━━━━━ Exercise material

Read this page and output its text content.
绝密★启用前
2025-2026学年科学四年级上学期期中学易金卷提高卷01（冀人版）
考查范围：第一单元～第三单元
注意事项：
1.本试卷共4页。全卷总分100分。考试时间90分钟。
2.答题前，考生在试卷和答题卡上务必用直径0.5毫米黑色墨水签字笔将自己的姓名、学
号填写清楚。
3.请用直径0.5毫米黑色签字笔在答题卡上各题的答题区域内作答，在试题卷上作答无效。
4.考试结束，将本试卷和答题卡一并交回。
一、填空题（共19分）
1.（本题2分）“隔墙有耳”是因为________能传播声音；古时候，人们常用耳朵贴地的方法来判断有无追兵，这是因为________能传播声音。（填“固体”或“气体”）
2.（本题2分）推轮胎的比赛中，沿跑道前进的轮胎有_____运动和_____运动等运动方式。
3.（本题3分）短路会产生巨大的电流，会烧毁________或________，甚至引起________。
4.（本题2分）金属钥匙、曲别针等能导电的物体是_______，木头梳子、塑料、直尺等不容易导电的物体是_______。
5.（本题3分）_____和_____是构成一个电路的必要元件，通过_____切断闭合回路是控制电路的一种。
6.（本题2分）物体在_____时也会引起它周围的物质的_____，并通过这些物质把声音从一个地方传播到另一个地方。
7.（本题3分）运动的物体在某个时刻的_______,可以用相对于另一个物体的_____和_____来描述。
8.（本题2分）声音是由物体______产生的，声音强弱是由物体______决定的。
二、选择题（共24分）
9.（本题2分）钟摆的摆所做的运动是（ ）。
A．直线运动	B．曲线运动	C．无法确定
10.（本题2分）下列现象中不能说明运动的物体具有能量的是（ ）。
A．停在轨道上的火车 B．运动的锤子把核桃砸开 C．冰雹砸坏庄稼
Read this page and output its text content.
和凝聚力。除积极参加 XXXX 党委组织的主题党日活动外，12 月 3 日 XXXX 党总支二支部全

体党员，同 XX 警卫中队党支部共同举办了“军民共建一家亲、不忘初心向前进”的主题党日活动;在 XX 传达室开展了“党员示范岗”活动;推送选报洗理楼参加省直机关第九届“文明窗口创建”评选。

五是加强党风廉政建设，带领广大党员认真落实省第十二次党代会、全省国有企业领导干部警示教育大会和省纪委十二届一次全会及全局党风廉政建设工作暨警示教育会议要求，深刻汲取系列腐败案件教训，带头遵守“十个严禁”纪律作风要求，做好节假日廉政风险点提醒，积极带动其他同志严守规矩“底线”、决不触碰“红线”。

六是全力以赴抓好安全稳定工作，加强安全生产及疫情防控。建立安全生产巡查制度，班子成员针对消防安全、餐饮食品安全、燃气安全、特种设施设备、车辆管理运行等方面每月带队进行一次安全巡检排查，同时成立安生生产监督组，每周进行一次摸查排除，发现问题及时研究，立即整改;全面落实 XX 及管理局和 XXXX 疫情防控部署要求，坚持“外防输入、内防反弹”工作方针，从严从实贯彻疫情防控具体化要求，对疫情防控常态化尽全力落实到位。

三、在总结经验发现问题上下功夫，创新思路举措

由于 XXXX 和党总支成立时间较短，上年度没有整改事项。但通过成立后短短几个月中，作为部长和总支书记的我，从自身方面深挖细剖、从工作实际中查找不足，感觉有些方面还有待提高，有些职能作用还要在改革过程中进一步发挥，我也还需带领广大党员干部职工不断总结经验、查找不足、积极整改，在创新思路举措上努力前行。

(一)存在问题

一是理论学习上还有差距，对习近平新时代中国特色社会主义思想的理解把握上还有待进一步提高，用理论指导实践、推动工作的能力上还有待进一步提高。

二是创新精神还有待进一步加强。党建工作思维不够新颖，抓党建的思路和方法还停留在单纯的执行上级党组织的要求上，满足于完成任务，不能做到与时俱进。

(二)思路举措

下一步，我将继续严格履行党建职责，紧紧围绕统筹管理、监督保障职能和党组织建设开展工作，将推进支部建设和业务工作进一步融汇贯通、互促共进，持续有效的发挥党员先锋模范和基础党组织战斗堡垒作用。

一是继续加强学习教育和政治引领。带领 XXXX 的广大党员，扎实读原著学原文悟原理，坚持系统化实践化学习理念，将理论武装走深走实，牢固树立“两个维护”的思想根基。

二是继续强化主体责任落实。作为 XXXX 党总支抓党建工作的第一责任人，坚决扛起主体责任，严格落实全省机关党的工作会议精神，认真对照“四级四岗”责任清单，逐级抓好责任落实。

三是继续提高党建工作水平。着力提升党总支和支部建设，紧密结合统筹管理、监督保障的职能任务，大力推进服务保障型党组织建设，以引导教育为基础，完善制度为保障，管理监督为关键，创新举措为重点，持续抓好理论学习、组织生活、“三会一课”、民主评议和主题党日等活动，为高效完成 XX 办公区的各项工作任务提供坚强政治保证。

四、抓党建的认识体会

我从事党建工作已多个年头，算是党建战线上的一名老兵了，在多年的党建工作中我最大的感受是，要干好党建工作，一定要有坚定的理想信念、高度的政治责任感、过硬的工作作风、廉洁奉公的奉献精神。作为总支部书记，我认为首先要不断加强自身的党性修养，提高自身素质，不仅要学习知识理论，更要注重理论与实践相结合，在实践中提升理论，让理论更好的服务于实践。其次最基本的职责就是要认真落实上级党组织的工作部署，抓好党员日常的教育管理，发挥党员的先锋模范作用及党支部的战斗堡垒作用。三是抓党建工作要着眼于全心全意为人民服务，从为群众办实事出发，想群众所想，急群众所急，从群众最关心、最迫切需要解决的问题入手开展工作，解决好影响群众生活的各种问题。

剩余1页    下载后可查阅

━━━━━━━━━━

Task details = Scan the material above. Copy each line where "XXXX" occurs.

Response =
和凝聚力。除积极参加 XXXX 党委组织的主题党日活动外，12 月 3 日 XXXX 党总支二支部全
六是全力以赴抓好安全稳定工作，加强安全生产及疫情防控。建立安全生产巡查制度，班子成员针对消防安全、餐饮食品安全、燃气安全、特种设施设备、车辆管理运行等方面每月带队进行一次安全巡检排查，同时成立安生生产监督组，每周进行一次摸查排除，发现问题及时研究，立即整改;全面落实 XX 及管理局和 XXXX 疫情防控部署要求，坚持“外防输入、内防反弹”工作方针，从严从实贯彻疫情防控具体化要求，对疫情防控常态化尽全力落实到位。
由于 XXXX 和党总支成立时间较短，上年度没有整改事项。但通过成立后短短几个月中，作为部长和总支书记的我，从自身方面深挖细剖、从工作实际中查找不足，感觉有些方面还有待提高，有些职能作用还要在改革过程中进一步发挥，我也还需带领广大党员干部职工不断总结经验、查找不足、积极整改，在创新思路举措上努力前行。
一是继续加强学习教育和政治引领。带领 XXXX 的广大党员，扎实读原著学原文悟原理，坚持系统化实践化学习理念，将理论武装走深走实，牢固树立“两个维护”的思想根基。
二是继续强化主体责任落实。作为 XXXX 党总支抓党建工作的第一责任人，坚决扛起主体责任，严格落实全省机关党的工作会议精神，认真对照“四级四岗”责任清单，逐级抓好责任落实。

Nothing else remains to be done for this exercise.